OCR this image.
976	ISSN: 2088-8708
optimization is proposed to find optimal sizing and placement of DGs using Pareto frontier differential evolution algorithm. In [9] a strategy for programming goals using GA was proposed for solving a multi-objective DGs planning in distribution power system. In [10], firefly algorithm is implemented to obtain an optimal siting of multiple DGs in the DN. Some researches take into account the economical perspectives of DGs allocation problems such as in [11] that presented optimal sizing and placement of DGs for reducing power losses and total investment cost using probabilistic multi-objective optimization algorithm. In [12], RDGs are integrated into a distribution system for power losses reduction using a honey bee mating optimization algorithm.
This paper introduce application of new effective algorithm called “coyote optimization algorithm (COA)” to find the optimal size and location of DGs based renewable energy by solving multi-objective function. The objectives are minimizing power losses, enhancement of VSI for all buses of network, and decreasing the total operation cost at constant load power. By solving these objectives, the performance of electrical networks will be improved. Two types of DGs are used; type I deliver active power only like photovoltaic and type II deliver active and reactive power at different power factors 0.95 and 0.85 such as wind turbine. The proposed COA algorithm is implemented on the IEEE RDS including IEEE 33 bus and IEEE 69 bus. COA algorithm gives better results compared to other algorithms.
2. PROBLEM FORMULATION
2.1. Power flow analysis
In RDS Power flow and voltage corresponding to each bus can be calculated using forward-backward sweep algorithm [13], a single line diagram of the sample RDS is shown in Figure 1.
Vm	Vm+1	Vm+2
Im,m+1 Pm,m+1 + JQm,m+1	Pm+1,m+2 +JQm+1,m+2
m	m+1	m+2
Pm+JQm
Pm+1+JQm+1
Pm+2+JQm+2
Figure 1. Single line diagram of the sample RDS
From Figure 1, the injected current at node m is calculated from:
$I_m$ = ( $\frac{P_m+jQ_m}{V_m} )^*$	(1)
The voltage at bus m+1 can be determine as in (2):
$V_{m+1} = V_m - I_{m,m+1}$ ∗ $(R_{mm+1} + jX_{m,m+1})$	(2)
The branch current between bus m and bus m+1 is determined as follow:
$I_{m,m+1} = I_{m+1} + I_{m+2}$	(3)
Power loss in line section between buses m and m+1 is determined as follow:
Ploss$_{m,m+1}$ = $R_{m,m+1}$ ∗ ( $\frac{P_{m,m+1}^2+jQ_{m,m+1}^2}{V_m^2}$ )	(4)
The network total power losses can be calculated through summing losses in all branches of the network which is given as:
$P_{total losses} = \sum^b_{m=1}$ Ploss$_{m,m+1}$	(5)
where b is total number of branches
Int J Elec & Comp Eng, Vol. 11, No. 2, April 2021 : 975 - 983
===
• _TASK DETAILS_: Pick out every line with the string "Ploss" and copy it.

• _FINAL RESULT_:
Ploss$_{m,m+1}$ = $R_{m,m+1}$ ∗ ( $\frac{P_{m,m+1}^2+jQ_{m,m+1}^2}{V_m^2}$ )	(4)
$P_{total losses} = \sum^b_{m=1}$ Ploss$_{m,m+1}$	(5)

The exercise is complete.